Text segment Block Start

Within half-an-hour he was on his way to his twelve “spiritual brides” in his sordid house at Pokrovsky.

The Empress lived for the next twenty days in a state of terrible dread. Alas! true to the Holy Father’s prophecy the boy, on the twentieth day, was seized with a sudden mysterious illness which puzzled the Court physicians who were hastily summoned from Petrograd. Indeed, a dozen of the best medical men in the capital held a consultation, but opinions differed regarding the cause of the haemorrhage, and the Empress again sent wild telegrams urging her pet Saint to return.

Little did she dream that her favourite lady-in-waiting had six hours before administered a dose of a certain secret Chinese drug to the young Tsarevitch and purposely caused the illness which the rascal had predicted.

Time after time did Her Majesty telegraph, urging her “Holy Father” to return and save the boy’s life, signing herself affectionately “your sister Alec.” Yet the wires were dumb in reply. An Imperial courier brought back no response. The doctors, as before, could make nothing out of the poor boy’s illness, and were unable to diagnose it. The charlatan was playing with the life of the Heir of the Romanoffs.

It has, however, been since revealed by analysis that the compound sold to Rasputin by the chemist – a secret administrator of drugs to Petrograd society named Badmayeff – was a poisonous powder produced from the new horns of stags, mixed with the root of “jen-shen.” In the early spring when the stags shed their horns there appear small knobs where the new horns will grow. It is from these that the Chinese obtain the powder which, when mixed with “jen-shen,” produces a very strong medicine highly prized in China and Thibet as being supposed to rejuvenate old persons, and to act as a kind of love-philtre. When used in strong doses it produces peculiar symptoms, and also induces dangerous haemorrhage.

It is evident from evidence I have recently obtained, that on the twentieth day after Rasputin’s departure the high priestess of his cult, Madame Vyrubova, administered to the poor helpless little lad a strong dose in his food.

Day followed day; she increased that dose, until the poor little boy’s condition became most precarious, and the deluded Empress was equally frantic with grief. At any moment he might die, the doctors declared.

One night Rasputin returned quite unexpectedly without having replied even once to the Tsaritza’s frantic appeals.

He made a dramatic appearance in her private boudoir, dressed in sandals and his monk’s habit, as though he had just returned from a pilgrimage.

“I have come to thee, O Lady, to try and save thy son!” he announced earnestly in that deep raucous voice of his, crossing himself piously as was his constant habit.

The distracted Empress flew to the boy’s room where the mock-saint laid his hands upon the lad’s clammy brow and then falling upon his knees prayed loudly in his strange jumble of scraps of holy writ interspersed with profanity, that curious jargon which always impressed his “sister-disciples.”

Text segment Block End
Data to examine Block Start

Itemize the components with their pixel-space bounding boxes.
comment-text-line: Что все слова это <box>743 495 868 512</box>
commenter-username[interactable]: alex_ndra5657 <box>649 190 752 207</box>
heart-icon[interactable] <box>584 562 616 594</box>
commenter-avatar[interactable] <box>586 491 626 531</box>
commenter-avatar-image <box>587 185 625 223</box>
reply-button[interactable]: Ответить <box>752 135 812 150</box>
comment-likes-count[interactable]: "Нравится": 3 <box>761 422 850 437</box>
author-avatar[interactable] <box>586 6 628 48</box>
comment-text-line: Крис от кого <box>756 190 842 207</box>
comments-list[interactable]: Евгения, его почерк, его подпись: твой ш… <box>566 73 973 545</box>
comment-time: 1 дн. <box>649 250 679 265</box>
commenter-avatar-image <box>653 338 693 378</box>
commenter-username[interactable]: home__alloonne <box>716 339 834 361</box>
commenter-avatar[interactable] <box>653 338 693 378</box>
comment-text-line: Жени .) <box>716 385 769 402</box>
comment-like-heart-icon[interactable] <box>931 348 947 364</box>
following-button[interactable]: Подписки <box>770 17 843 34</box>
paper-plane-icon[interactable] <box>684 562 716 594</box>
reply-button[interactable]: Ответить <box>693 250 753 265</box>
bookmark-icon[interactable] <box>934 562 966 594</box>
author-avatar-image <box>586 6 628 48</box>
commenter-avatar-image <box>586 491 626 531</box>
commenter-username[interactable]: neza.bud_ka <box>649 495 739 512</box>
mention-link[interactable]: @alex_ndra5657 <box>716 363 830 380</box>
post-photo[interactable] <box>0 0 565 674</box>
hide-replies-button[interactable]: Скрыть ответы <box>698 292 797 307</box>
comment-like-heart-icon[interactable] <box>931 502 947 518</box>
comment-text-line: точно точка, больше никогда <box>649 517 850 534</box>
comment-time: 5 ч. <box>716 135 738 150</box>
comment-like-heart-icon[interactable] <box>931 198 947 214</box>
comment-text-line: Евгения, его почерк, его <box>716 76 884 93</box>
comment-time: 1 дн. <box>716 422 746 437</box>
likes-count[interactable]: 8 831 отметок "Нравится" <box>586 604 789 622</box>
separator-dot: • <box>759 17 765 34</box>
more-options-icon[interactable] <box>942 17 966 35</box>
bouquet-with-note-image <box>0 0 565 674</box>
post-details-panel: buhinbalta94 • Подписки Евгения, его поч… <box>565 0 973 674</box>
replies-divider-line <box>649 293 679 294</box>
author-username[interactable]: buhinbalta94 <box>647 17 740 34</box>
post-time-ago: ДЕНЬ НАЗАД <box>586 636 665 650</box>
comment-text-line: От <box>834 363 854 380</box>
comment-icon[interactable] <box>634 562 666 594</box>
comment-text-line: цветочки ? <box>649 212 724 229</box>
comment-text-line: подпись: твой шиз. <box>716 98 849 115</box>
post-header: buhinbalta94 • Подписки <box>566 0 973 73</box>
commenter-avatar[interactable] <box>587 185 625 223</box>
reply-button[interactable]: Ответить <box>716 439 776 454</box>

Data to examine Block End

• _Instructions_:
- 1) Translate this sentence from the Rasputin passage into French: "The Empress lived for the next twenty days in a state of terrible dread."
- 2) In the Rasputin passage, what was the powder sold to Rasputin made from?
- 3) Please continue the Rasputin passage from its final sentence, keeping its style and tone.

• _Answers below_:
- 1) L'Impératrice vécut les vingt jours suivants dans un état de terreur épouvantable.

- 2) It was produced from the new horns of stags, mixed with the root of "jen-shen."

- 3)
“Thy son will recover,” declared the saint, thus for the second time impressing upon Her Majesty that his absence from Court would inevitably cause the boy’s death.

“But why, Holy Father, did you leave us?” demanded the Empress when they were alone together ten minutes afterwards.

“Because thou wert prone to believe ill of me,” was his stern reply. “I will not remain here with those who are not my friends.”

“Ah! Forgive me!” cried the hysterical woman, falling upon her knees and wildly kissing his dirty hand. “Remain – remain here always with us! I will never again think ill of thee, O Holy Father! All that is said is by your enemies – who are also mine.”

The pious rascal’s house in the Gorokhovaya, besides being the meeting-place of the society women who, believers in “table turning,” were his sister-disciples, was also the active centre of German intrigues. It was the centre of Germany’s frantic effort to absorb the Russian Empire.

Twice each week meetings were held of that weird cult of “Believers” of whom the most sinister whisperings were heard from the Neva to the Black Sea. The “sister-disciples” were discussed everywhere.

The “Holy Father” still retained his two luxurious suites of rooms, one in the Winter Palace, and the other in Tsarskoe-Selo, but he seldom occupied them at night, for he was usually at his own house receiving in secret one or other of his “friends” of both sexes. His influence over both Nicholas II and his German wife was daily increasing, while he held Petrograd society practically in the hollow of his hand. Now and then, in order to justify his title of “Saint” he would, with the connivance of a mujik of his Siberian village, who was his confederate, perform a “miracle” upon some miserable poor person who could easily be bribed and afterwards packed off to some distant part of the Empire so that he, or she, could tell no further tales. A hundred roubles goes far in Russia. The Prime Minister Stürmer, the blackmailer Protopopoff, the dissolute Bishop Teofan, a Court official named Sabouroff, and Ivanitski, a high official in the Ministry for Foreign Affairs, all knew the absurd farce of these mock-miracles, yet it was to the interest of them that Rasputin should still hold grip over the weak-minded Empress and that crowd of foolish women of the Court who had become his “sister-disciples.” Oh! that we in Britain were in ignorance of all this! Surely it is utterly deplorable.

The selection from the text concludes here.